* _Exercise details_:
Copy, from the entries below, each line in which the string "JSON" appears.

┄┄┄┄┄┄┄┄┄┄┄┄┄┄┄┄┄┄┄┄

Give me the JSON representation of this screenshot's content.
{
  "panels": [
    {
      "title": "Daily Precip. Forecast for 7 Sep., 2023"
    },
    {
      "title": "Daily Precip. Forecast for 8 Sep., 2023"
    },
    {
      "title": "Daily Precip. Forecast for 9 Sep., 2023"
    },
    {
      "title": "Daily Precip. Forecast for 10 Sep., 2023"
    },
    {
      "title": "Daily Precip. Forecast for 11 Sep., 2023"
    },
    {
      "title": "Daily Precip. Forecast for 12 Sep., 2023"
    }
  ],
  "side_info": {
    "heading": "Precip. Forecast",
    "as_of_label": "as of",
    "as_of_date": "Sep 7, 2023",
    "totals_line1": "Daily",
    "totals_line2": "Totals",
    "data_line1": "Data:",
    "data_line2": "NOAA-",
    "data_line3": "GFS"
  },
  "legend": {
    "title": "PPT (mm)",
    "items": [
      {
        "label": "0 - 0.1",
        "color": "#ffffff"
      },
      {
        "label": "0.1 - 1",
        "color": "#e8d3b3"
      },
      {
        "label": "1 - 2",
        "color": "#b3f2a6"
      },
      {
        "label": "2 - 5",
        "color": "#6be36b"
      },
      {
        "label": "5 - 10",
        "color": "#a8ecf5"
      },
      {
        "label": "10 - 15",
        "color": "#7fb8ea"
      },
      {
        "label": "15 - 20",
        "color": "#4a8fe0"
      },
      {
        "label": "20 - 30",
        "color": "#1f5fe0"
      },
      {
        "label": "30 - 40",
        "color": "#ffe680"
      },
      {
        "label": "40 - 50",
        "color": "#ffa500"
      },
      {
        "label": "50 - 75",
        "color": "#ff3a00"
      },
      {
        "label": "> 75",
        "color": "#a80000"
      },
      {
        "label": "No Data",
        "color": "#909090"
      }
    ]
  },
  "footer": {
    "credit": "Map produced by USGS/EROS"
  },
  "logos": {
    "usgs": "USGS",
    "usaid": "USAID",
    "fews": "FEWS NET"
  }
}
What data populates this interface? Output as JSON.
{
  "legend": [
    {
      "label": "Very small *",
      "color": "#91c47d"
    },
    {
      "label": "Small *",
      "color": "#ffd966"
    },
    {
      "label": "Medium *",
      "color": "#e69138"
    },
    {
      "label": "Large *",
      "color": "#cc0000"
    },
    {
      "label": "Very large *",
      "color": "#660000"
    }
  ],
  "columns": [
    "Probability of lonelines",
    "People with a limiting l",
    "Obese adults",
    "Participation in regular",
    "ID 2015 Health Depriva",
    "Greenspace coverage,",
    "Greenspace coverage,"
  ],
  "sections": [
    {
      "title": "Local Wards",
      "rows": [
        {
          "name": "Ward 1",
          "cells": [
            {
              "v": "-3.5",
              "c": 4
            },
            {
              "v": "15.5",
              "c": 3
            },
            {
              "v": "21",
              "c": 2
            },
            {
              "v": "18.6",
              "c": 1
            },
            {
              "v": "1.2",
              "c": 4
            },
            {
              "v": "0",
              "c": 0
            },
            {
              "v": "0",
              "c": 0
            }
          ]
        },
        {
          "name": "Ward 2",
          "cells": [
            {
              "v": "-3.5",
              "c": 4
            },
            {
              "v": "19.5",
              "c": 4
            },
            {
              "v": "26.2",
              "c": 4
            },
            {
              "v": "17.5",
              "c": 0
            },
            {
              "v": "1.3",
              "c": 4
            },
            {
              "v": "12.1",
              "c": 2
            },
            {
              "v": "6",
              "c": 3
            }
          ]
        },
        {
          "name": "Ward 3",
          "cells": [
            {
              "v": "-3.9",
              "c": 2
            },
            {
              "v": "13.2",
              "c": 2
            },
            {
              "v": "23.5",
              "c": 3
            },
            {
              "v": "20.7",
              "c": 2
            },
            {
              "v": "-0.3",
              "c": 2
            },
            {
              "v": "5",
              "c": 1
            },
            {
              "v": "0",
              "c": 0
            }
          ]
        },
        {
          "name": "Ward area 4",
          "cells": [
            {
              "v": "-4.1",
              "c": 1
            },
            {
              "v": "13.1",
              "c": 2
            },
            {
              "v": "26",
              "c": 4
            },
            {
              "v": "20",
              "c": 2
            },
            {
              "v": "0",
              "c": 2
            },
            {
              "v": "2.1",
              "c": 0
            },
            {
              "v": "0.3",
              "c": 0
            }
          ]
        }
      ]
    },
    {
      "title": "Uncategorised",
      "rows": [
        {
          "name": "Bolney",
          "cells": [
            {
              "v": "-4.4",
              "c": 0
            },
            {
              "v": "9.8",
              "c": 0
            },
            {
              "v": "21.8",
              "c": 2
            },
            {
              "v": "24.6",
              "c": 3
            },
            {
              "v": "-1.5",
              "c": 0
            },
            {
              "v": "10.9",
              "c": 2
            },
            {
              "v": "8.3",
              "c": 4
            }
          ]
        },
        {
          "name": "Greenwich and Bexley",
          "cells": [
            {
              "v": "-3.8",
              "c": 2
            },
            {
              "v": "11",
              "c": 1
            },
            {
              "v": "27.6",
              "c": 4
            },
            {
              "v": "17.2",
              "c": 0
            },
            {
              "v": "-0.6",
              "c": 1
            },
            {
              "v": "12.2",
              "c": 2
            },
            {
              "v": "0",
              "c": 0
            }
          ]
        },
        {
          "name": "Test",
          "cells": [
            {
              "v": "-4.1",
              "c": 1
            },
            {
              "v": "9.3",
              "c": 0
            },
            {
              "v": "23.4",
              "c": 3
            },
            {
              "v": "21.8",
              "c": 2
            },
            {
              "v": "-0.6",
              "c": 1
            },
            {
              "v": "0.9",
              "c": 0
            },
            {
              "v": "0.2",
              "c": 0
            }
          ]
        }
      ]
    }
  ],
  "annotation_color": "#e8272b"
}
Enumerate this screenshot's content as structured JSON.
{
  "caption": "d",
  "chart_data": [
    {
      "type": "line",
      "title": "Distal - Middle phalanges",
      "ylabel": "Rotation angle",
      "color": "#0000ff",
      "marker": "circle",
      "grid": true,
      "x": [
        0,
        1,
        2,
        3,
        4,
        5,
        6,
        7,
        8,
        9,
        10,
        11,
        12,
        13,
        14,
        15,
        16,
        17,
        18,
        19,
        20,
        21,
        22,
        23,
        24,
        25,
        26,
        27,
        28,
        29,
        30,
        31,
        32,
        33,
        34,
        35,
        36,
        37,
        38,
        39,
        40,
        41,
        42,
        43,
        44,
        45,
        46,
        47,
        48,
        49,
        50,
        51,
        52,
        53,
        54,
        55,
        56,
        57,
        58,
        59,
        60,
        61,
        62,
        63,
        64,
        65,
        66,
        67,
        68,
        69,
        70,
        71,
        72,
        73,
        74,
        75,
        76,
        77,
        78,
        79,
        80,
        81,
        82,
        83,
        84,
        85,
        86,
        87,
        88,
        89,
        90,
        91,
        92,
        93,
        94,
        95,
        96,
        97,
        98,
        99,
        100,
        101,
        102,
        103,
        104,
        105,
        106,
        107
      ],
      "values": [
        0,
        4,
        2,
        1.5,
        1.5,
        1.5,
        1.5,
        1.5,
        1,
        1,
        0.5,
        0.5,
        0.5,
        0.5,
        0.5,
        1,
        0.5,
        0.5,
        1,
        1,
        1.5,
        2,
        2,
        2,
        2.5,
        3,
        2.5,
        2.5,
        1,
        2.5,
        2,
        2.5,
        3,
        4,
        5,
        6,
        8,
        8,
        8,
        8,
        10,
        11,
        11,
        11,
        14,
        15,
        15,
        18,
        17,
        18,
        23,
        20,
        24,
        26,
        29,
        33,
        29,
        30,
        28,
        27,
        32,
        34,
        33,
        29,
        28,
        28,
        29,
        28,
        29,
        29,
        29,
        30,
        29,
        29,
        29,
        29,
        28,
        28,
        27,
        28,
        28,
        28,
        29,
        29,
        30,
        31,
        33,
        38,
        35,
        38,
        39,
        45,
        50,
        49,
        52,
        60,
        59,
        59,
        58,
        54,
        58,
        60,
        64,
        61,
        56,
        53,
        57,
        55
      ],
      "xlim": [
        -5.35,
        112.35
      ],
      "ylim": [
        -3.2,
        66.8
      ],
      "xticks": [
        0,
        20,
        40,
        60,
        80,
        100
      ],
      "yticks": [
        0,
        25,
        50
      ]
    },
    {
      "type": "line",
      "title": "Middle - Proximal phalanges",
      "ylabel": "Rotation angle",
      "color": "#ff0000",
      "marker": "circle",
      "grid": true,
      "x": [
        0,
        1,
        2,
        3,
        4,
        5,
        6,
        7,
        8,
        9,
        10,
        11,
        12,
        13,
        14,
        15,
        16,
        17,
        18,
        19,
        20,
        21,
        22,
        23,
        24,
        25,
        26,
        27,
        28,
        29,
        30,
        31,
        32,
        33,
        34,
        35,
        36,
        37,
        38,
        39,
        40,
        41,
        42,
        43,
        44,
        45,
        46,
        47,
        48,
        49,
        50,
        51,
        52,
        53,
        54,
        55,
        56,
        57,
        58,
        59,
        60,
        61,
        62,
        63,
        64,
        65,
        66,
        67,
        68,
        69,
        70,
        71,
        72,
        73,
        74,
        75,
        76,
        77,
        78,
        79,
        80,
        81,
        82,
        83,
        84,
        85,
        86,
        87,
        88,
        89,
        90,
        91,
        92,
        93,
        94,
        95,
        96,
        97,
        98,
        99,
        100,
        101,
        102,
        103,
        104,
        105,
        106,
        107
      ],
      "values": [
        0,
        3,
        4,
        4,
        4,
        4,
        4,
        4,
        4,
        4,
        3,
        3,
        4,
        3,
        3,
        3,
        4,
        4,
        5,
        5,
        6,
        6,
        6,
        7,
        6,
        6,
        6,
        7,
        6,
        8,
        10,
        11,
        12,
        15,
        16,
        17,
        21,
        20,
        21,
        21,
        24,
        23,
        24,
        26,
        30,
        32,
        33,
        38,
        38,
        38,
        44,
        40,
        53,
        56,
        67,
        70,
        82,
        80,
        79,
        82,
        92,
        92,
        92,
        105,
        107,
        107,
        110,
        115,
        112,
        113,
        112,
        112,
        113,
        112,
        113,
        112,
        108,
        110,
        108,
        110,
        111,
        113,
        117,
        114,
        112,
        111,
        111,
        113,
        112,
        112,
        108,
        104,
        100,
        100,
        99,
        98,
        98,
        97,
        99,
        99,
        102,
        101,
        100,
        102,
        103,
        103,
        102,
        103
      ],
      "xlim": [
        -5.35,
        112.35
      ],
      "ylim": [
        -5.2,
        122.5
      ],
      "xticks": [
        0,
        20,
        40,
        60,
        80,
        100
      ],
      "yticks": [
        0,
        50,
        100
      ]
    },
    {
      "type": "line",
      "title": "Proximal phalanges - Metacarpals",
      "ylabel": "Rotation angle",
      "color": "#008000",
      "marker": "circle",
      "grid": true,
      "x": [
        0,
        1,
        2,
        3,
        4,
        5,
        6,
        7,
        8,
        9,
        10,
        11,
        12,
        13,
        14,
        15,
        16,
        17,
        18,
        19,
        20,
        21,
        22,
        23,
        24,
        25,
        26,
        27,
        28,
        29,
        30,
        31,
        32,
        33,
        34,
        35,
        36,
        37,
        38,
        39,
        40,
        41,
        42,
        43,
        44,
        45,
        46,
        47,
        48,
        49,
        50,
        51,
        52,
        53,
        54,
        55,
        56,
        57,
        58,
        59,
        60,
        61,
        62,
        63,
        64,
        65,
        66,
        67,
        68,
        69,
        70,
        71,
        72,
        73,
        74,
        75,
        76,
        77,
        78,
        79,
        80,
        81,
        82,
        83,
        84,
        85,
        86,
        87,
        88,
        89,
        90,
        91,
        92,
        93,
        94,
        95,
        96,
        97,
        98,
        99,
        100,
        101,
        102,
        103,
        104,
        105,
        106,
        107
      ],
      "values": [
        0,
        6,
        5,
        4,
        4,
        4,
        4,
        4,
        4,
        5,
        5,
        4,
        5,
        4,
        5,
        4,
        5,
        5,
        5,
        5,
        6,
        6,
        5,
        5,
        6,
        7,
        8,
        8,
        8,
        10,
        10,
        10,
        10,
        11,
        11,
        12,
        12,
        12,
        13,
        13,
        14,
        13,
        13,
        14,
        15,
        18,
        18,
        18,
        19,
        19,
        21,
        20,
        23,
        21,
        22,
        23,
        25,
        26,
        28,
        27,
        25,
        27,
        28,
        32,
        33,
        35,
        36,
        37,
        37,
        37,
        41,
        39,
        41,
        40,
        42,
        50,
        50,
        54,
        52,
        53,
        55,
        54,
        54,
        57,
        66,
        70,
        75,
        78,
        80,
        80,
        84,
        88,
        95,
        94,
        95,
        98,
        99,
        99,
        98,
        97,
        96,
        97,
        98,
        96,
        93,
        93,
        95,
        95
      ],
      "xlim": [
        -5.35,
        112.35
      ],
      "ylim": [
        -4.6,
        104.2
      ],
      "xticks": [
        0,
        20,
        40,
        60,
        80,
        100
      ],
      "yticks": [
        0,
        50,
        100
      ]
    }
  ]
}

┄┄┄┄┄┄┄┄┄┄┄┄┄┄┄┄┄┄┄┄

* _Solution to this exercise_:
Give me the JSON representation of this screenshot's content.
What data populates this interface? Output as JSON.
Enumerate this screenshot's content as structured JSON.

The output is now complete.